>> Begin Rows
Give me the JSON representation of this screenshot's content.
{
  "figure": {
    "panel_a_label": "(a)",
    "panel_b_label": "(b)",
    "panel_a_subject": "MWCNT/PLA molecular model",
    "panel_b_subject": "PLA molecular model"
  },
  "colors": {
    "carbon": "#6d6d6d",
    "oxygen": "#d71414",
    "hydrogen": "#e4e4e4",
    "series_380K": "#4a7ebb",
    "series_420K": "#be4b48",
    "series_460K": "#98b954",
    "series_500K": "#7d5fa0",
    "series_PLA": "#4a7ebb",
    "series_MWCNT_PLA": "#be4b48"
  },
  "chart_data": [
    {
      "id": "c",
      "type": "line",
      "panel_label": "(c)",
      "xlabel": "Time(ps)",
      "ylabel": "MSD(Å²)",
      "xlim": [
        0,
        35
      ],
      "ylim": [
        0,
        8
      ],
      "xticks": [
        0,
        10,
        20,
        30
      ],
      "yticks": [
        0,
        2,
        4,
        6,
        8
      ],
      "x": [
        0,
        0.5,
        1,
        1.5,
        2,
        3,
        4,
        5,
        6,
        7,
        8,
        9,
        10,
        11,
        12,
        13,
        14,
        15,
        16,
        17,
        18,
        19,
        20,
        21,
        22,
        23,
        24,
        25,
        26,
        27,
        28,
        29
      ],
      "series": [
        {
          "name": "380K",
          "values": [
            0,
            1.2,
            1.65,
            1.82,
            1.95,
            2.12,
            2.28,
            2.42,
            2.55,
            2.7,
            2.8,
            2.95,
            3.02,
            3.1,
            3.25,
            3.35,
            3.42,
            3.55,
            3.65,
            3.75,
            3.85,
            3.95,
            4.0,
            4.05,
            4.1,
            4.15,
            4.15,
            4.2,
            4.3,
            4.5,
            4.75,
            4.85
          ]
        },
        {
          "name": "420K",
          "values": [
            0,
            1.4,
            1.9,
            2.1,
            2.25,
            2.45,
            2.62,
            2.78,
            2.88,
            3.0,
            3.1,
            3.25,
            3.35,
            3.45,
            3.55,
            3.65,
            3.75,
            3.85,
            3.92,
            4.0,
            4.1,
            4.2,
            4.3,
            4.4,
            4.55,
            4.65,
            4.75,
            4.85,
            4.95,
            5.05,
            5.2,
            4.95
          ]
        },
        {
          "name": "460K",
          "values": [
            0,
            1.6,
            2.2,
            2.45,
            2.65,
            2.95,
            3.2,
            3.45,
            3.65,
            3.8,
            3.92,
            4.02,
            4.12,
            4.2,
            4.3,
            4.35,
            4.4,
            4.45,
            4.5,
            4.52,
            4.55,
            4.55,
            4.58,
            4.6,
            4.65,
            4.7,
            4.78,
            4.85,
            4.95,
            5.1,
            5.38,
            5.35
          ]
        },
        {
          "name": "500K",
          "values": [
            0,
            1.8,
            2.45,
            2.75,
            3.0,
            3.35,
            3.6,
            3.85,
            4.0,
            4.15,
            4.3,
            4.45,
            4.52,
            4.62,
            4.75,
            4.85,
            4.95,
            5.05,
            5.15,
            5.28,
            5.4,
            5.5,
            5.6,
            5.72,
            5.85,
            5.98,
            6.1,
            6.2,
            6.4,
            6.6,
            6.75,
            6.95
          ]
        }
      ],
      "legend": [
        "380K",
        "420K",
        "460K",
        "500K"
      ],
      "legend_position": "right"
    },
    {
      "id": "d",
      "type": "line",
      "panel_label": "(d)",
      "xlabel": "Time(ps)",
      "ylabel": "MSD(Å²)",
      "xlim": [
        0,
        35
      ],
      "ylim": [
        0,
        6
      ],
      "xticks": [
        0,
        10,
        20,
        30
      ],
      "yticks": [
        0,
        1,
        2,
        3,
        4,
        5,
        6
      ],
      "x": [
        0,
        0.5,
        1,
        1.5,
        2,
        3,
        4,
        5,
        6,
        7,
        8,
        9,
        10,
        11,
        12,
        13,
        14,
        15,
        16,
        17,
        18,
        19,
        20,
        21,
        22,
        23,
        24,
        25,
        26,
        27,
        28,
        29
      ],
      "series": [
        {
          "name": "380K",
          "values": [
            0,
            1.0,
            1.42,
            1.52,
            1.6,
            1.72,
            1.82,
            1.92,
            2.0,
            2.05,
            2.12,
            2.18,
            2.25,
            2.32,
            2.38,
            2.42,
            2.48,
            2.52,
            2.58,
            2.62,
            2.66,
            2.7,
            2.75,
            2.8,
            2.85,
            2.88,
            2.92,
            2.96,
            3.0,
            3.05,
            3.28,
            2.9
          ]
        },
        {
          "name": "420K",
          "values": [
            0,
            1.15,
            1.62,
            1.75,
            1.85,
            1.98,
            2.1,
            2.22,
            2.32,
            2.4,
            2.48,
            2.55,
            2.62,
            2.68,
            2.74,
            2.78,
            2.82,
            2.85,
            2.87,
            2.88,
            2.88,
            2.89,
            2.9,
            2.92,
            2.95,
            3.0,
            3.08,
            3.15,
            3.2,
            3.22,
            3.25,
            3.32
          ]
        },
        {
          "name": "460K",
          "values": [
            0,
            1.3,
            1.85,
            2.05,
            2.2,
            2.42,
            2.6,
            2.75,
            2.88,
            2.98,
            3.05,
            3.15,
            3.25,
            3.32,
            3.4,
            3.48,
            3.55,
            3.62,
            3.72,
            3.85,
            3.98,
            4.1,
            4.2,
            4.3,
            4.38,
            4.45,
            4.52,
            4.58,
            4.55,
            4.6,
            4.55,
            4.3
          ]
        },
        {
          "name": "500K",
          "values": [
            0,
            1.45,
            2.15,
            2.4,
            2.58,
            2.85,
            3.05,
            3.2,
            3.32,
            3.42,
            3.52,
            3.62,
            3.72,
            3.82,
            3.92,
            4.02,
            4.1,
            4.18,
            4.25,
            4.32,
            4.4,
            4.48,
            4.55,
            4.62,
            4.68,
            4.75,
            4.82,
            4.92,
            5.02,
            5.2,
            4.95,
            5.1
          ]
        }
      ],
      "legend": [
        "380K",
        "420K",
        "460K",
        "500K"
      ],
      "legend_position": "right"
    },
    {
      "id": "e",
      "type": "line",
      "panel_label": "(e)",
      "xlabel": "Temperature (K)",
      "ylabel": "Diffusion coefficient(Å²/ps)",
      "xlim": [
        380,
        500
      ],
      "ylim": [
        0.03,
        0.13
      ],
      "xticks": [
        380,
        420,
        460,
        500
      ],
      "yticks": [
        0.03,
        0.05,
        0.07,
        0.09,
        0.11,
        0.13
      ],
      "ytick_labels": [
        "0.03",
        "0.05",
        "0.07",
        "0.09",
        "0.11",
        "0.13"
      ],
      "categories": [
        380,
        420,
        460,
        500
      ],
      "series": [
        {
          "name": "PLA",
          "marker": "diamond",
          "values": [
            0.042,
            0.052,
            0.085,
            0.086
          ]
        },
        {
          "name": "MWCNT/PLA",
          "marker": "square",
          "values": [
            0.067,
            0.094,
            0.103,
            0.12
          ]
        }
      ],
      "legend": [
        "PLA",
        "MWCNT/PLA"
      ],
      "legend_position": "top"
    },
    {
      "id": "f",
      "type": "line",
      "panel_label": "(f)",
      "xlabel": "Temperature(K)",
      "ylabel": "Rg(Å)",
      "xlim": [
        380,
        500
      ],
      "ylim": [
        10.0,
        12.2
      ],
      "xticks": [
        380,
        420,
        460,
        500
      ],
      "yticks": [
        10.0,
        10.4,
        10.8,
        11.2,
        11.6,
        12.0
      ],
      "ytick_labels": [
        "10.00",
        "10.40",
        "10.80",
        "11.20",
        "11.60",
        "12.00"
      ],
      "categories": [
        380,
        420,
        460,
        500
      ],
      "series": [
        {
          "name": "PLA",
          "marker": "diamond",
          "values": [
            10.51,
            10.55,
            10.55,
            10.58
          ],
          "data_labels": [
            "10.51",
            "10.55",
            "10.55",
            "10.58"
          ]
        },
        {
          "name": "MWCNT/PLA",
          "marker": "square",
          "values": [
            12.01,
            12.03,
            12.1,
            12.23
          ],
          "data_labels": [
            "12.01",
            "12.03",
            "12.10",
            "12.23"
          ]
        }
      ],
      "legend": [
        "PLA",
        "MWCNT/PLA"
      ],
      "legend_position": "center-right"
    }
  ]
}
>> End Rows
Directive | Read the entries and show each line that mentions "Temperature".

Written answer |
      "xlabel": "Temperature (K)",
      "xlabel": "Temperature(K)",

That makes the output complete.